• [Written exercise] Wherever the word "year" appears in a line, copy that line.

· · · ·

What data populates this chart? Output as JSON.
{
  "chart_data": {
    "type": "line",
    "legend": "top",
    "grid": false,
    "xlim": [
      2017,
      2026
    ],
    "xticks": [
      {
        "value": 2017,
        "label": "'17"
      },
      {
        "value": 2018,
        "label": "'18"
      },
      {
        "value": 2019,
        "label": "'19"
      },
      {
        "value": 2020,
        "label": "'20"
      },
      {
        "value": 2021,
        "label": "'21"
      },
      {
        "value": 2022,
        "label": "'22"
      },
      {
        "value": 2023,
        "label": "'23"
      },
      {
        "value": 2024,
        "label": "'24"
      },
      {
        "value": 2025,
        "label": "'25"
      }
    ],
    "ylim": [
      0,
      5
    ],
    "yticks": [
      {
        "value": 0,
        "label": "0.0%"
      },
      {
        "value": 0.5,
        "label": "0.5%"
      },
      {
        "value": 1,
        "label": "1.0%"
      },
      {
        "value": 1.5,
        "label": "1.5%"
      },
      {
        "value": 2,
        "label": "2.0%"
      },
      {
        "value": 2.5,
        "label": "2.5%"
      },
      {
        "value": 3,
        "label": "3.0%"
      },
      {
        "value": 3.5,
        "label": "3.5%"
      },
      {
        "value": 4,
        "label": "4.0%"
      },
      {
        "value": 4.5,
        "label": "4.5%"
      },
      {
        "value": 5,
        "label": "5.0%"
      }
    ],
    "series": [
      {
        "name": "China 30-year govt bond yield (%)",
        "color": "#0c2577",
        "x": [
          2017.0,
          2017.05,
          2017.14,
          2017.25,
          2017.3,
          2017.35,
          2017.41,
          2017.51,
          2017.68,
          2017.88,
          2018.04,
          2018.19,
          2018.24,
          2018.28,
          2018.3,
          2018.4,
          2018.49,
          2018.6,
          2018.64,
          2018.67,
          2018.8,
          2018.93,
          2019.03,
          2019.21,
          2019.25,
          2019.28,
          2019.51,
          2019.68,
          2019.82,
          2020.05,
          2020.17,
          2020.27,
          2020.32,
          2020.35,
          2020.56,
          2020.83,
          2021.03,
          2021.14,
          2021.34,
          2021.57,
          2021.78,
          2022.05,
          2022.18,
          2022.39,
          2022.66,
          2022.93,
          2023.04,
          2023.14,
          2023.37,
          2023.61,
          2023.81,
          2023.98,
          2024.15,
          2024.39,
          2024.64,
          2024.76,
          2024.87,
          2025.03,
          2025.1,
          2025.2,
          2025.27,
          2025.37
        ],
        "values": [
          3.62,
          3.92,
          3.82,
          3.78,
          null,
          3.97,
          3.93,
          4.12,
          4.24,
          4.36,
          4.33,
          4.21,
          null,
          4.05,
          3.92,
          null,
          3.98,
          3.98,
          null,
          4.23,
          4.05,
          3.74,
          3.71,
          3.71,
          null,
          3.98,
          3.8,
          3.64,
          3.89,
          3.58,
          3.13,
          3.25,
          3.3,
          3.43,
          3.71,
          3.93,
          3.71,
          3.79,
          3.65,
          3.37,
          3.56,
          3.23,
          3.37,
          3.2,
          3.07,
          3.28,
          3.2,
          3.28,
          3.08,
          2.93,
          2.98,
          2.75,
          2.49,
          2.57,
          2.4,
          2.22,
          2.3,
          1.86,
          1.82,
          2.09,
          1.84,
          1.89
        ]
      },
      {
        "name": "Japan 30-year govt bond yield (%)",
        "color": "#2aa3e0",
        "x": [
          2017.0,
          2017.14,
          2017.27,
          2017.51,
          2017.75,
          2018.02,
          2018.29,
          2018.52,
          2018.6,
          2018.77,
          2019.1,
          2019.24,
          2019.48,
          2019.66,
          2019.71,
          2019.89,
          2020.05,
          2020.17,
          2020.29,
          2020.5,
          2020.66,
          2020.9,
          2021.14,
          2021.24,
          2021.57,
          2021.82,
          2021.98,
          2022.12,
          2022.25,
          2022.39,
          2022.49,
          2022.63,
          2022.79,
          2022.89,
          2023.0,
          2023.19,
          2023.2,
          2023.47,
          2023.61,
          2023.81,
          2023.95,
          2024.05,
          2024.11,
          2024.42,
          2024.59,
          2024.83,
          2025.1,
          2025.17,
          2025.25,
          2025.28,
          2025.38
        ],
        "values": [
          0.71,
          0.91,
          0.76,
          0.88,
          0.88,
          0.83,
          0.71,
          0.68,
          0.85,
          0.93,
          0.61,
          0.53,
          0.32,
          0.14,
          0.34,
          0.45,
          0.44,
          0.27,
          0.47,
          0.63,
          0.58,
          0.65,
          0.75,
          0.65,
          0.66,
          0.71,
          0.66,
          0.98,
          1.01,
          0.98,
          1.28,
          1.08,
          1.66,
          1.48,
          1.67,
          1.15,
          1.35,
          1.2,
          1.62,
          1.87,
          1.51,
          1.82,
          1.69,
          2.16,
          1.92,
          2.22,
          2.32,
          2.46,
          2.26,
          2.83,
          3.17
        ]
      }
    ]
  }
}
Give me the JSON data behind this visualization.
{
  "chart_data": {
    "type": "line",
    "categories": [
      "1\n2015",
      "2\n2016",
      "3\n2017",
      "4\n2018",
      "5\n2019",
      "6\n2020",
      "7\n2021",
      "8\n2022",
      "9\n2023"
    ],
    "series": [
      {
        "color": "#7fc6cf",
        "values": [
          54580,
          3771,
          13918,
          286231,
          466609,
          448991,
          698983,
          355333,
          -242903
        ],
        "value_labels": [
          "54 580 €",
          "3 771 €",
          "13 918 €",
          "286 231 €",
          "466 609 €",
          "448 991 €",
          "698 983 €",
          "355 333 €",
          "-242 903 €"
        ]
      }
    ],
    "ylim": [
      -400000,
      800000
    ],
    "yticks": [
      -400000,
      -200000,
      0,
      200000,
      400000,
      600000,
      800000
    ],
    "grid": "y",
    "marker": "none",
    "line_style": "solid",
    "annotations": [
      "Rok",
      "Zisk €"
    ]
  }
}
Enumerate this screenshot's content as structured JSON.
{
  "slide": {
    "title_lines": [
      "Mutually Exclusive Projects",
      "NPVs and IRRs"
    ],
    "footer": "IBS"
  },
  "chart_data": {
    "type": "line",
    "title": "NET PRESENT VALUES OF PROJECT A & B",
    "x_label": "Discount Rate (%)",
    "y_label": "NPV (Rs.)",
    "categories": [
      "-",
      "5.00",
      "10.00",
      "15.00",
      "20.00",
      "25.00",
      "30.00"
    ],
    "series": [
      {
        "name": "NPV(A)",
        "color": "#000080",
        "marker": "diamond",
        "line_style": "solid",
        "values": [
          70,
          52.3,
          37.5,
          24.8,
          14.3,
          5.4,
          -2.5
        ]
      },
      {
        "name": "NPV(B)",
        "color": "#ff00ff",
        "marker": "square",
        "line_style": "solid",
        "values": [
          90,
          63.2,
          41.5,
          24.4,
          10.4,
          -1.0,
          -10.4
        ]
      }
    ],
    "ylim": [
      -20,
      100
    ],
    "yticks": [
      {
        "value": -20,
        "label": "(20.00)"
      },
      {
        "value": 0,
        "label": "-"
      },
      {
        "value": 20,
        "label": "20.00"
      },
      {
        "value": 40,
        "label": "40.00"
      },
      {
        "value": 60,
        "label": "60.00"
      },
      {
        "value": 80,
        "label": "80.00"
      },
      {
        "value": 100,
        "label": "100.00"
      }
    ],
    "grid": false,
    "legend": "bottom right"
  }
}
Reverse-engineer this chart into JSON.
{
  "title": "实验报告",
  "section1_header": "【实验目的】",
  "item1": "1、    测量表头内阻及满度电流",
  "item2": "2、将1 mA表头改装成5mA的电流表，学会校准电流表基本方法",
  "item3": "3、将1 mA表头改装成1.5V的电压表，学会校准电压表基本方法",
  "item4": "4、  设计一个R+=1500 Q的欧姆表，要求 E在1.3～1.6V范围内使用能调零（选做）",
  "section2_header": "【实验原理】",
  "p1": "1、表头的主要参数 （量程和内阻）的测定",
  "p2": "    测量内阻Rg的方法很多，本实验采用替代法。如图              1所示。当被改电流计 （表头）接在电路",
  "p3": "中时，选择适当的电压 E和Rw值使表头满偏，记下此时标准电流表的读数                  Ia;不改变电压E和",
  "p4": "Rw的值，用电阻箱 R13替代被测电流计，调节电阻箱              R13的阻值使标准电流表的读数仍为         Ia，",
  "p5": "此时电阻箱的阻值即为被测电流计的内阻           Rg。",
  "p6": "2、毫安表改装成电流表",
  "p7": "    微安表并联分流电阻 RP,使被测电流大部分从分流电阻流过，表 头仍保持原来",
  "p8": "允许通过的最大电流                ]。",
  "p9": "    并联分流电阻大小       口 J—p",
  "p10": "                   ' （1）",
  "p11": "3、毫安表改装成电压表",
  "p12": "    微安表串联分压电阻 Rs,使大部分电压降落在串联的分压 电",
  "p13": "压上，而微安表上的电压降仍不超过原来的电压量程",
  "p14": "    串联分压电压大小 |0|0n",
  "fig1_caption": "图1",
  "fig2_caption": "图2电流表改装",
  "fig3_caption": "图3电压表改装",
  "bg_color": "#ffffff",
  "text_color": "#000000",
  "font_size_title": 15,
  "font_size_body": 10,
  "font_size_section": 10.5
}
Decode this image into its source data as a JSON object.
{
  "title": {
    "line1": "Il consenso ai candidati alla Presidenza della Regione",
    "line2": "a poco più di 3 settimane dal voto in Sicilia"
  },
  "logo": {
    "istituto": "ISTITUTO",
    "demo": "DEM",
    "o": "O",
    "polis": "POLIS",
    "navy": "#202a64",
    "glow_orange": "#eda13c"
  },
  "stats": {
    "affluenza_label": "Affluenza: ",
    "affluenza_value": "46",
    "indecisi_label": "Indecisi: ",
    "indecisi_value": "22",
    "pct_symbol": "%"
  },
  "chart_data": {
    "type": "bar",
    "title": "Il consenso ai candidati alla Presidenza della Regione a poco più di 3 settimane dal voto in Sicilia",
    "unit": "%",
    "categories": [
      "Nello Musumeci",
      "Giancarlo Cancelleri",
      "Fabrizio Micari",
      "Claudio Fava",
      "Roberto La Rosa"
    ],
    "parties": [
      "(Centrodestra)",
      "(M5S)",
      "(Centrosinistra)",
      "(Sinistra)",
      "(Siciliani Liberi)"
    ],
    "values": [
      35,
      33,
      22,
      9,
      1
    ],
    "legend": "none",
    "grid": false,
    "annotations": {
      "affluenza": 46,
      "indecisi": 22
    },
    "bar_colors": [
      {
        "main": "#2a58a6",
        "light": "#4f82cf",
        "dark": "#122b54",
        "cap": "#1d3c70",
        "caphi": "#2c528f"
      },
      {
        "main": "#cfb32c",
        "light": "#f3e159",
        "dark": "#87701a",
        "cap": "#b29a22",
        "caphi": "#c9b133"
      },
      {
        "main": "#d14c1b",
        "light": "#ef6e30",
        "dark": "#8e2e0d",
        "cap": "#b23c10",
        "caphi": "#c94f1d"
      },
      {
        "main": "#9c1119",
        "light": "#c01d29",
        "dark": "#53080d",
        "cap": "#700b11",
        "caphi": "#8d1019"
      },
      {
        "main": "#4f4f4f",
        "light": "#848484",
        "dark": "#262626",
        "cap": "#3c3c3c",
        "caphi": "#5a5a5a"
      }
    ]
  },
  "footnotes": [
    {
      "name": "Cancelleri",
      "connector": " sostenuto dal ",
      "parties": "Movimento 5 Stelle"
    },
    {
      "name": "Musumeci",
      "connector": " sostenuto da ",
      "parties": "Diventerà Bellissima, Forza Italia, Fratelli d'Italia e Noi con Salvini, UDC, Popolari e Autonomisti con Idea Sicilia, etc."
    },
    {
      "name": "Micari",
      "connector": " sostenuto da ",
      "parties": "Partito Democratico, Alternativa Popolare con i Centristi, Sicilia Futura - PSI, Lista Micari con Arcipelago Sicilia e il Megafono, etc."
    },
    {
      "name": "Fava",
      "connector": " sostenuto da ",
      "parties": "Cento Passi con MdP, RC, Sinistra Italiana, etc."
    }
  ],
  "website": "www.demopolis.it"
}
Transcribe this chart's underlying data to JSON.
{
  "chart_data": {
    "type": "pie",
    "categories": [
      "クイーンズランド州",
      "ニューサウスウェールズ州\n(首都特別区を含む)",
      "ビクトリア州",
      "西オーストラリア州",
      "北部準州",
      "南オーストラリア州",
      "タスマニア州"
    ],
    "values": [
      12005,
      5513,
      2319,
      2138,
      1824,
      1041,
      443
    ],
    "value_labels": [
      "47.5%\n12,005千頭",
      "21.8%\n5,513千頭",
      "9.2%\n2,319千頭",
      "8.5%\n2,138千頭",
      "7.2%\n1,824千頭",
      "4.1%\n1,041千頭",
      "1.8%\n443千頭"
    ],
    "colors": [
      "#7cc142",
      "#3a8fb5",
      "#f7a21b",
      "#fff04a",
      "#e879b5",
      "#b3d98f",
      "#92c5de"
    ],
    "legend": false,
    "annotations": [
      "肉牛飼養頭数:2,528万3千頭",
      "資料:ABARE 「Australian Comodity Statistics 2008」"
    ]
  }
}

· · · ·

• [The solution]
        "name": "China 30-year govt bond yield (%)",
        "name": "Japan 30-year govt bond yield (%)",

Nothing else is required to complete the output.